*Task instructions*. Wherever a line below holds the word "ylabel", copy that line.

____ Excerpted records

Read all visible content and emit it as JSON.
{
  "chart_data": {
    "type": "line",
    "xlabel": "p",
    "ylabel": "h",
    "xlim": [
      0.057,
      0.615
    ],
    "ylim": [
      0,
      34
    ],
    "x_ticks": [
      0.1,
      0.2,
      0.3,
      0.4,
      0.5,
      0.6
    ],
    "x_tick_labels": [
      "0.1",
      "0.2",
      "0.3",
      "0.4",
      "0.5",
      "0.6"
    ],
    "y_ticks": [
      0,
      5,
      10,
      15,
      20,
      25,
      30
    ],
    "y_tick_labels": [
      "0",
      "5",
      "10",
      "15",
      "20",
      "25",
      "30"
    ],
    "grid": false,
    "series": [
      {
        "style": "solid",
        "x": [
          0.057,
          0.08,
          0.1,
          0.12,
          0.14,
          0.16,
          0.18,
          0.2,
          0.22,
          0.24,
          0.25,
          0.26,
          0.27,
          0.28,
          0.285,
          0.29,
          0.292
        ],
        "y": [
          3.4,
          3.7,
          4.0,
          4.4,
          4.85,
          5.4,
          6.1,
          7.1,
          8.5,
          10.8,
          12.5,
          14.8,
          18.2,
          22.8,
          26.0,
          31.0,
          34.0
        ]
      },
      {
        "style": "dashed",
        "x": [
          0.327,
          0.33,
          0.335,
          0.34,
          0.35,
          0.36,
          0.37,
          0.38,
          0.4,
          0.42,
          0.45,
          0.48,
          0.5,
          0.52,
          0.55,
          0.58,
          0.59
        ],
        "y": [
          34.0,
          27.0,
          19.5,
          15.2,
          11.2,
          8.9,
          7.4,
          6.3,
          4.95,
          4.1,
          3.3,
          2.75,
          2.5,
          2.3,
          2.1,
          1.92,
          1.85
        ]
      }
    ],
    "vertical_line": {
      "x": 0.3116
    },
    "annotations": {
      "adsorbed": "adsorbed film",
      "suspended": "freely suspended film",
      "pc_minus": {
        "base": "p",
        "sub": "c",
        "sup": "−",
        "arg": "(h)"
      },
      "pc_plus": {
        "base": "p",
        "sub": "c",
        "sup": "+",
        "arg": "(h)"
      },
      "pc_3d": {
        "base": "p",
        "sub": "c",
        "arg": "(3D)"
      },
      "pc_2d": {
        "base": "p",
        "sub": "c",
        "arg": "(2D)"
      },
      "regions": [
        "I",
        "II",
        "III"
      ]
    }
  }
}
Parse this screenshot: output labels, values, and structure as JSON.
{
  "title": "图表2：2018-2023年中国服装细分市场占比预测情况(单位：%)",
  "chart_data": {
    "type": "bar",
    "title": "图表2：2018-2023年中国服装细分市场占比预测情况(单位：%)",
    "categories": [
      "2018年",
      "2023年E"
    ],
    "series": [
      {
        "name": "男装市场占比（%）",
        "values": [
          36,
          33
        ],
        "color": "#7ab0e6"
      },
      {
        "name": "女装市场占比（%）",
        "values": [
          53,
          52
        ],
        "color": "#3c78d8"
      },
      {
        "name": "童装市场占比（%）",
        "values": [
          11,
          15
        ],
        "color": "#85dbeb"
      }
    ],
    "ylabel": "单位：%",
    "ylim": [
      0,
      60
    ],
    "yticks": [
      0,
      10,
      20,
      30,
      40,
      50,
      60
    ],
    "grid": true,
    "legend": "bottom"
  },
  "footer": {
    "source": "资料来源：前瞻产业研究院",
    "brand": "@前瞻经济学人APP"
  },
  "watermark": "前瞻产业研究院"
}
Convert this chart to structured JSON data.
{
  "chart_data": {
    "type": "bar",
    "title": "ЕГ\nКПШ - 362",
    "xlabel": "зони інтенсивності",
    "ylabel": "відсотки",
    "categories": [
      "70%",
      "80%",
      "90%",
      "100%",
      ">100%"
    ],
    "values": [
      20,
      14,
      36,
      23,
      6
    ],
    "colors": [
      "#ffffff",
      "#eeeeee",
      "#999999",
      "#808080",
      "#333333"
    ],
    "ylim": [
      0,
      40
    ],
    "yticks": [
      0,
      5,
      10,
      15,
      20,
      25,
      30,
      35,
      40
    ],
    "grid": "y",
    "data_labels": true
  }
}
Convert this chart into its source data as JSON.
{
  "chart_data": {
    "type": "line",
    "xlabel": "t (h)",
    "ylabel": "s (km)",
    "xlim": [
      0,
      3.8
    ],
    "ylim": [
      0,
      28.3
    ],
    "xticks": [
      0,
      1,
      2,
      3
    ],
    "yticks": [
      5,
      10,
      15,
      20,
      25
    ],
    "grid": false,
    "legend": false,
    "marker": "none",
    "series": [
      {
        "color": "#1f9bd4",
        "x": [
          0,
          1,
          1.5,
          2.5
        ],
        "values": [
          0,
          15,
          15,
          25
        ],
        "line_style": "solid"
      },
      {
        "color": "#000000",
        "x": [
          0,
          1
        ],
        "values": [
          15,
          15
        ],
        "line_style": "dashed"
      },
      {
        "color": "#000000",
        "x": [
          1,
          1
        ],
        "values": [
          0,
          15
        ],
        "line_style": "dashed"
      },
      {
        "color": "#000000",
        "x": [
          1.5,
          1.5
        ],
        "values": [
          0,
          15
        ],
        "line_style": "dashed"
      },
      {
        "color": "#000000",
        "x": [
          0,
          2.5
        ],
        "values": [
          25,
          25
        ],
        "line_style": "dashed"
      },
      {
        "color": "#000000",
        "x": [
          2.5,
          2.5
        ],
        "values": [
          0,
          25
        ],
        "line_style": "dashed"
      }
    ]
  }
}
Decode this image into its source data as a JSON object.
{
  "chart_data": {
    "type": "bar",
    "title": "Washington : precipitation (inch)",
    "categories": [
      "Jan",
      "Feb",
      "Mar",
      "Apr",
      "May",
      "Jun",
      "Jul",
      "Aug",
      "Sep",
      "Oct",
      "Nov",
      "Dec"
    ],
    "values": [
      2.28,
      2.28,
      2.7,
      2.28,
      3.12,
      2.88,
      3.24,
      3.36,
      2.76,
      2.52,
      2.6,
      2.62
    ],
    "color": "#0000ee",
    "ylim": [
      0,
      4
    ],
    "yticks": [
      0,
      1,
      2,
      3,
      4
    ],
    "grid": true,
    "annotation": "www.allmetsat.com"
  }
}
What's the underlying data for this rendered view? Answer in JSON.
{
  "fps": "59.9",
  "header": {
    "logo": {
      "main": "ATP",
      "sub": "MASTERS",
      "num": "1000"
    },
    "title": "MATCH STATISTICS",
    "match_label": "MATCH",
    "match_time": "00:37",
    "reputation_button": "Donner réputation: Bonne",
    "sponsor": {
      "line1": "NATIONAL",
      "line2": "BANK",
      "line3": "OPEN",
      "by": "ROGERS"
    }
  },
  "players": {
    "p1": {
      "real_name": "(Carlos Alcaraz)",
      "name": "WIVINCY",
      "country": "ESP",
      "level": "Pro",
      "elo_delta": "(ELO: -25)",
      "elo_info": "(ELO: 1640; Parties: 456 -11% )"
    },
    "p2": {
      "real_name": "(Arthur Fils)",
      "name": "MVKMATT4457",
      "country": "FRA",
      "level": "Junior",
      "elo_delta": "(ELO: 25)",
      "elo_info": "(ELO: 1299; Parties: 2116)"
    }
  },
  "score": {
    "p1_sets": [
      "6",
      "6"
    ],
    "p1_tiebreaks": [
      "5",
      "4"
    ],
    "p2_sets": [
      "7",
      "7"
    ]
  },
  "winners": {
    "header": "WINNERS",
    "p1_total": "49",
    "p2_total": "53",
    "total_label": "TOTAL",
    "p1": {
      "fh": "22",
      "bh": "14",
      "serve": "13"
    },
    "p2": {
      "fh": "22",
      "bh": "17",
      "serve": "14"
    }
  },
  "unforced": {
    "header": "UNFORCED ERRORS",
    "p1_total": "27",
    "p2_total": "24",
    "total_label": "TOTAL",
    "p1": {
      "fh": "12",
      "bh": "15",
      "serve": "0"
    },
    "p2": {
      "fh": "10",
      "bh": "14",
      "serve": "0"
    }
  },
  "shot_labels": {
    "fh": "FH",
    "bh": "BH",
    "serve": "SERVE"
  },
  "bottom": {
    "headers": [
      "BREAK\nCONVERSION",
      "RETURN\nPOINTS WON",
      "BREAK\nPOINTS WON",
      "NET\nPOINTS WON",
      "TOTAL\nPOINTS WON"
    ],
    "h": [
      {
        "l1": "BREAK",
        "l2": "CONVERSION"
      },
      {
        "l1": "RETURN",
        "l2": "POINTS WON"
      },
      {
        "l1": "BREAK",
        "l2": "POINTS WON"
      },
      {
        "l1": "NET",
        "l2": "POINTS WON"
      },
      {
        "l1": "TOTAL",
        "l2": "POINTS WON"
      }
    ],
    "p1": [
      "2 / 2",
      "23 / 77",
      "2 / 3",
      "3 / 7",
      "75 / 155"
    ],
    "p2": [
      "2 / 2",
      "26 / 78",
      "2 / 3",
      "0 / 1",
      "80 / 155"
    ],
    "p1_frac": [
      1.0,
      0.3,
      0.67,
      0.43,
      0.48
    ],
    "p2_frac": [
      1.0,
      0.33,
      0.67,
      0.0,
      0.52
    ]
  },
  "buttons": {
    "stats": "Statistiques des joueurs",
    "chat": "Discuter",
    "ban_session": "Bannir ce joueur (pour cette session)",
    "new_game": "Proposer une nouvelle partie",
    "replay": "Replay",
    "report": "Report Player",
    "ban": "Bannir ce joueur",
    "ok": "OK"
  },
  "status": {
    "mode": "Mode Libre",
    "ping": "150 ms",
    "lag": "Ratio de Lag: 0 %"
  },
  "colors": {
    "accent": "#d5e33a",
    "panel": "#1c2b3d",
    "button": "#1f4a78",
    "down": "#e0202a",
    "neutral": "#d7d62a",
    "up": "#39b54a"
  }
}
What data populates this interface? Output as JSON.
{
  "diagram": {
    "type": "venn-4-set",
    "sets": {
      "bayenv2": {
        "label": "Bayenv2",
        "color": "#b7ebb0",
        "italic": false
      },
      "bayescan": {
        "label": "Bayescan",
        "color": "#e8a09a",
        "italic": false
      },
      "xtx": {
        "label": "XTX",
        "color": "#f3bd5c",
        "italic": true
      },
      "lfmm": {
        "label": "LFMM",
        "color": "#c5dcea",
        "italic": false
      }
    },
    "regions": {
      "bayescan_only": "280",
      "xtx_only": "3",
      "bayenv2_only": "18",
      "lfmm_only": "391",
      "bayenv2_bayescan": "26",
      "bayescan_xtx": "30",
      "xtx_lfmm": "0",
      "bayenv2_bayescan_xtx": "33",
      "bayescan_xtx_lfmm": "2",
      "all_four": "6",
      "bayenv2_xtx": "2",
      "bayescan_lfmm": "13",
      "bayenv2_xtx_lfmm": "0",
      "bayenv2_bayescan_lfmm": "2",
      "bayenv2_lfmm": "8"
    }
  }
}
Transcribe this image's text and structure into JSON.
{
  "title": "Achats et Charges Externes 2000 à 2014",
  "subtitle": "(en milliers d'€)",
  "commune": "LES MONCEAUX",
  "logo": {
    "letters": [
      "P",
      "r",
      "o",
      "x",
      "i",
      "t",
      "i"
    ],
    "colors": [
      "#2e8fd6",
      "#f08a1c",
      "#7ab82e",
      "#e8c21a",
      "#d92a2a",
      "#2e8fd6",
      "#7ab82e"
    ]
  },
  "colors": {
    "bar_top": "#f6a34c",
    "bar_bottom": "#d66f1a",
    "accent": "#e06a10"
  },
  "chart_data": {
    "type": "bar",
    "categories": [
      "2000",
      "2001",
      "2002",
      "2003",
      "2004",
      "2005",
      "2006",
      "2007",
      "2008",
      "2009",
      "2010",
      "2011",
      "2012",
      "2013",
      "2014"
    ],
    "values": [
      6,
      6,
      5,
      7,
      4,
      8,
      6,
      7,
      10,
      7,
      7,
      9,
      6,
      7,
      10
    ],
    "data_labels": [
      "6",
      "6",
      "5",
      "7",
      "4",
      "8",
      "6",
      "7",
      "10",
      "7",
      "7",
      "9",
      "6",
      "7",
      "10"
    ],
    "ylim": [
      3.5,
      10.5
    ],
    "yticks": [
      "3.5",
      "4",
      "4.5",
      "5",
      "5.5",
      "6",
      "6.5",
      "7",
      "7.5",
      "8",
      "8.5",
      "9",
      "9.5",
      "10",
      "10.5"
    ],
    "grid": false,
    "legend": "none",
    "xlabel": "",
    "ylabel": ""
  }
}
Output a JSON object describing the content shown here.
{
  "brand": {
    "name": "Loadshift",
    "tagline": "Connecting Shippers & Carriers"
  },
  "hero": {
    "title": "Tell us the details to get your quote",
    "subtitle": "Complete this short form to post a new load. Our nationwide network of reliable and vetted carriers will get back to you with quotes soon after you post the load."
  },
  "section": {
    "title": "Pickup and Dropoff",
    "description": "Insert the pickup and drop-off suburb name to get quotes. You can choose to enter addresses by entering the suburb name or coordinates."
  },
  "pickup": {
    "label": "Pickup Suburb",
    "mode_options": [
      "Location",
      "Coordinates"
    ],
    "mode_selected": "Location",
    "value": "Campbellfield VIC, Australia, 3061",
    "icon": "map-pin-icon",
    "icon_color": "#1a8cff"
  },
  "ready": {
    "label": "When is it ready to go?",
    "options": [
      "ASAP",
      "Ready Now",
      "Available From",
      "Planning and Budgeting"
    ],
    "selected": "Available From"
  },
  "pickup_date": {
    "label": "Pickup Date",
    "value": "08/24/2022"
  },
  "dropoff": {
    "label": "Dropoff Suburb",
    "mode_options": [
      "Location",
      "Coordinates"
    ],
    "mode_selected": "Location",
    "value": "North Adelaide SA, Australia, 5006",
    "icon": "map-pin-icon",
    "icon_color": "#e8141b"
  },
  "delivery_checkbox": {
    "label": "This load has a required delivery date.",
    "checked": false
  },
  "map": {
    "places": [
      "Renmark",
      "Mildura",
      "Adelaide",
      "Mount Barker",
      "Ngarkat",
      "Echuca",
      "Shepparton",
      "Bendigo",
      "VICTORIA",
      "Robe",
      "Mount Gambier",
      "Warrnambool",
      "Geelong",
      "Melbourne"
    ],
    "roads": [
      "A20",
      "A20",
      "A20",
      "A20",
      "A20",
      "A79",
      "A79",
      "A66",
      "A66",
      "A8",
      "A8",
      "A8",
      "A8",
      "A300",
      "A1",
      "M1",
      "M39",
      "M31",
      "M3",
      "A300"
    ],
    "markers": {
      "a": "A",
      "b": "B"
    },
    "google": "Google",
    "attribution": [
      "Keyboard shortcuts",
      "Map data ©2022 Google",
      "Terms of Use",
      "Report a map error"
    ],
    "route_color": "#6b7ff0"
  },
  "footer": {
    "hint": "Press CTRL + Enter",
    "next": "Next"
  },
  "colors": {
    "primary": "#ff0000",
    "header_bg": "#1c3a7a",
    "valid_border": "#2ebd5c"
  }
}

________

*Task result*.
    "ylabel": "h",
    "ylabel": "单位：%",
    "ylabel": "відсотки",
    "ylabel": "s (km)",
    "ylabel": ""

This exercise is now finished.